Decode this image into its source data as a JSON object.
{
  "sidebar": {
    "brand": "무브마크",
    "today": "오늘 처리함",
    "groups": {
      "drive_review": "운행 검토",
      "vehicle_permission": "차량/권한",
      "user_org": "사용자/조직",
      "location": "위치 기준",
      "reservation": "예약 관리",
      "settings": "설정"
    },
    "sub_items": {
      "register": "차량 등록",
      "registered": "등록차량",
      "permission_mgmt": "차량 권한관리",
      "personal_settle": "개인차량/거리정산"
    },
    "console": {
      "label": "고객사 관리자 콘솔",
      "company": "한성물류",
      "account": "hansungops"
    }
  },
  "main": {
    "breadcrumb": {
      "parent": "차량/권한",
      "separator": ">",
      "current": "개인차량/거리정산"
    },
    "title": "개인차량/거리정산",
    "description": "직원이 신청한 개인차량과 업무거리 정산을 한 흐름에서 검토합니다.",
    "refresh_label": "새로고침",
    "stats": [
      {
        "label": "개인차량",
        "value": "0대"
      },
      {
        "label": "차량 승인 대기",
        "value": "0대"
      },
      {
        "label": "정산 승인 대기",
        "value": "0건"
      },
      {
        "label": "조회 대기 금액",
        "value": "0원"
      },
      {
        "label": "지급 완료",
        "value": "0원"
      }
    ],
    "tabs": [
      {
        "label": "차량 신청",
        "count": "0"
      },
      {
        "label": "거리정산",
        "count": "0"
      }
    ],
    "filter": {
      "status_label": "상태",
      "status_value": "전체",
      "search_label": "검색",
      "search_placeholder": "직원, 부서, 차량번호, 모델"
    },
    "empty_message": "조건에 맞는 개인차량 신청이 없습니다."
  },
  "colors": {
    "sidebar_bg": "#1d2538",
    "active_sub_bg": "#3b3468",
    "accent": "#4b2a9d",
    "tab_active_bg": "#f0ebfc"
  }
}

========

**THE PROBLEM**
Reproduce each record shown above without altering a single word.

**OUTPUT FOR THIS TASK**
Decode this image into its source data as a JSON object.
{
  "sidebar": {
    "brand": "무브마크",
    "today": "오늘 처리함",
    "groups": {
      "drive_review": "운행 검토",
      "vehicle_permission": "차량/권한",
      "user_org": "사용자/조직",
      "location": "위치 기준",
      "reservation": "예약 관리",
      "settings": "설정"
    },
    "sub_items": {
      "register": "차량 등록",
      "registered": "등록차량",
      "permission_mgmt": "차량 권한관리",
      "personal_settle": "개인차량/거리정산"
    },
    "console": {
      "label": "고객사 관리자 콘솔",
      "company": "한성물류",
      "account": "hansungops"
    }
  },
  "main": {
    "breadcrumb": {
      "parent": "차량/권한",
      "separator": ">",
      "current": "개인차량/거리정산"
    },
    "title": "개인차량/거리정산",
    "description": "직원이 신청한 개인차량과 업무거리 정산을 한 흐름에서 검토합니다.",
    "refresh_label": "새로고침",
    "stats": [
      {
        "label": "개인차량",
        "value": "0대"
      },
      {
        "label": "차량 승인 대기",
        "value": "0대"
      },
      {
        "label": "정산 승인 대기",
        "value": "0건"
      },
      {
        "label": "조회 대기 금액",
        "value": "0원"
      },
      {
        "label": "지급 완료",
        "value": "0원"
      }
    ],
    "tabs": [
      {
        "label": "차량 신청",
        "count": "0"
      },
      {
        "label": "거리정산",
        "count": "0"
      }
    ],
    "filter": {
      "status_label": "상태",
      "status_value": "전체",
      "search_label": "검색",
      "search_placeholder": "직원, 부서, 차량번호, 모델"
    },
    "empty_message": "조건에 맞는 개인차량 신청이 없습니다."
  },
  "colors": {
    "sidebar_bg": "#1d2538",
    "active_sub_bg": "#3b3468",
    "accent": "#4b2a9d",
    "tab_active_bg": "#f0ebfc"
  }
}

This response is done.